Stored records
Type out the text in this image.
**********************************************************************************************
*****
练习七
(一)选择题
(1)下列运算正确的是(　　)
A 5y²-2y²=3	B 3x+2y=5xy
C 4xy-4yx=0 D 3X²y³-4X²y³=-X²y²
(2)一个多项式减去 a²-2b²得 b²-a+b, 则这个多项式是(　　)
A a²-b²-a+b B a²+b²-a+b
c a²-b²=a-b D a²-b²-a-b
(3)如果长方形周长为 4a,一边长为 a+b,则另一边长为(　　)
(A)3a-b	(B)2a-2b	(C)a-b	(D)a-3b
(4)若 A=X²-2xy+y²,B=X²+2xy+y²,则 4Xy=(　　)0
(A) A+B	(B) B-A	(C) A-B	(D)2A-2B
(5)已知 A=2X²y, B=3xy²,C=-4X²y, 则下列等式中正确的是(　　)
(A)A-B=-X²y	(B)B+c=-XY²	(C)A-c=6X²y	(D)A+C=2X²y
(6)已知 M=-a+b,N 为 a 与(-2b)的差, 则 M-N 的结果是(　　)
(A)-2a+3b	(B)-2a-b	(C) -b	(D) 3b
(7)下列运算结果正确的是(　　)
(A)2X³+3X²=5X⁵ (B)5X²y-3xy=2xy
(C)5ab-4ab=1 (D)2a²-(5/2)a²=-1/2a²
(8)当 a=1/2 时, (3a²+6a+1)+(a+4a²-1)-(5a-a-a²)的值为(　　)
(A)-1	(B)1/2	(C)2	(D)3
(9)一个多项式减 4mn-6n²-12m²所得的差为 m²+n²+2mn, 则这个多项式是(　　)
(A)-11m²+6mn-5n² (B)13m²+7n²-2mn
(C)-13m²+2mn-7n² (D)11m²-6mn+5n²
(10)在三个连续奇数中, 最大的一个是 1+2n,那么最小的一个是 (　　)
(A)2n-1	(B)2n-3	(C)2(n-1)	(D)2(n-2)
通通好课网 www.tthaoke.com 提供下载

The request :: In the records above, find each line with the word "则这个多项式是" and copy it.

Task result ::
(2)一个多项式减去 a²-2b²得 b²-a+b, 则这个多项式是(　　)
(9)一个多项式减 4mn-6n²-12m²所得的差为 m²+n²+2mn, 则这个多项式是(　　)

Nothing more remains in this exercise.